Set problem – Extract every record, keeping each one exactly as it is.

···

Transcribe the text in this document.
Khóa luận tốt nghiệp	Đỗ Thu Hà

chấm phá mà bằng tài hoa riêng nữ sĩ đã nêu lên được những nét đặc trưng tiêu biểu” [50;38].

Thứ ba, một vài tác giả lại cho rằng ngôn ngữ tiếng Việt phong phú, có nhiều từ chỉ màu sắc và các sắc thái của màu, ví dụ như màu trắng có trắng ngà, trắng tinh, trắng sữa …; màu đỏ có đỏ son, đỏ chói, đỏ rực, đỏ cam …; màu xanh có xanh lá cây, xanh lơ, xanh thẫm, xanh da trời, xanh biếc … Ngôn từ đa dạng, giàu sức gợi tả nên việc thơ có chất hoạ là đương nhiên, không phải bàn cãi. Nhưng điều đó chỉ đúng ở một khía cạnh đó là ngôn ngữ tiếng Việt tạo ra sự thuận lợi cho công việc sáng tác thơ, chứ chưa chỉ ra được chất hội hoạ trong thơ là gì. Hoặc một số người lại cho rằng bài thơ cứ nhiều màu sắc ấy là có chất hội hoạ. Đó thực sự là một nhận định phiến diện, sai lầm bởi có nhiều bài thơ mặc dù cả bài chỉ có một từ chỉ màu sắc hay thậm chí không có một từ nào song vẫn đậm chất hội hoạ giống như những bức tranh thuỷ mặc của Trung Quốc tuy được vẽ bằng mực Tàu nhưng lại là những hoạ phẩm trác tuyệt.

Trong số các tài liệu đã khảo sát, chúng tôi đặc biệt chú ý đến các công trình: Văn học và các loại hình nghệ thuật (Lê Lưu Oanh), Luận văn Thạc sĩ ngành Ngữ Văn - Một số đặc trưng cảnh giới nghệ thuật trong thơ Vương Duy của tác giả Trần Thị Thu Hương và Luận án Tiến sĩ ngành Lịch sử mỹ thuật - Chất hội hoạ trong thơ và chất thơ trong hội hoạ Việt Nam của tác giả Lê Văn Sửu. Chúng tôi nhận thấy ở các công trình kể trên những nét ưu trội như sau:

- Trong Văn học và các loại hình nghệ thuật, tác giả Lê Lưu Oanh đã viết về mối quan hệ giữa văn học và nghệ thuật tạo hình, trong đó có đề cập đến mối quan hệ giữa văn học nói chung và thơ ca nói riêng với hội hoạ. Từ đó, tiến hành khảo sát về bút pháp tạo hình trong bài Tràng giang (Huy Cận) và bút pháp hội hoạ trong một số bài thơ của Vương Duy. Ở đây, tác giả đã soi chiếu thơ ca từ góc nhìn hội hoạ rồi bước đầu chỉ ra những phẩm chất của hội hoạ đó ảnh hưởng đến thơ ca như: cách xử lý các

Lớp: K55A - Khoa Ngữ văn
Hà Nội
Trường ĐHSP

···

Complete response –
Transcribe the text in this document.
Khóa luận tốt nghiệp	Đỗ Thu Hà

chấm phá mà bằng tài hoa riêng nữ sĩ đã nêu lên được những nét đặc trưng tiêu biểu” [50;38].

Thứ ba, một vài tác giả lại cho rằng ngôn ngữ tiếng Việt phong phú, có nhiều từ chỉ màu sắc và các sắc thái của màu, ví dụ như màu trắng có trắng ngà, trắng tinh, trắng sữa …; màu đỏ có đỏ son, đỏ chói, đỏ rực, đỏ cam …; màu xanh có xanh lá cây, xanh lơ, xanh thẫm, xanh da trời, xanh biếc … Ngôn từ đa dạng, giàu sức gợi tả nên việc thơ có chất hoạ là đương nhiên, không phải bàn cãi. Nhưng điều đó chỉ đúng ở một khía cạnh đó là ngôn ngữ tiếng Việt tạo ra sự thuận lợi cho công việc sáng tác thơ, chứ chưa chỉ ra được chất hội hoạ trong thơ là gì. Hoặc một số người lại cho rằng bài thơ cứ nhiều màu sắc ấy là có chất hội hoạ. Đó thực sự là một nhận định phiến diện, sai lầm bởi có nhiều bài thơ mặc dù cả bài chỉ có một từ chỉ màu sắc hay thậm chí không có một từ nào song vẫn đậm chất hội hoạ giống như những bức tranh thuỷ mặc của Trung Quốc tuy được vẽ bằng mực Tàu nhưng lại là những hoạ phẩm trác tuyệt.

Trong số các tài liệu đã khảo sát, chúng tôi đặc biệt chú ý đến các công trình: Văn học và các loại hình nghệ thuật (Lê Lưu Oanh), Luận văn Thạc sĩ ngành Ngữ Văn - Một số đặc trưng cảnh giới nghệ thuật trong thơ Vương Duy của tác giả Trần Thị Thu Hương và Luận án Tiến sĩ ngành Lịch sử mỹ thuật - Chất hội hoạ trong thơ và chất thơ trong hội hoạ Việt Nam của tác giả Lê Văn Sửu. Chúng tôi nhận thấy ở các công trình kể trên những nét ưu trội như sau:

- Trong Văn học và các loại hình nghệ thuật, tác giả Lê Lưu Oanh đã viết về mối quan hệ giữa văn học và nghệ thuật tạo hình, trong đó có đề cập đến mối quan hệ giữa văn học nói chung và thơ ca nói riêng với hội hoạ. Từ đó, tiến hành khảo sát về bút pháp tạo hình trong bài Tràng giang (Huy Cận) và bút pháp hội hoạ trong một số bài thơ của Vương Duy. Ở đây, tác giả đã soi chiếu thơ ca từ góc nhìn hội hoạ rồi bước đầu chỉ ra những phẩm chất của hội hoạ đó ảnh hưởng đến thơ ca như: cách xử lý các

Lớp: K55A - Khoa Ngữ văn
Hà Nội
Trường ĐHSP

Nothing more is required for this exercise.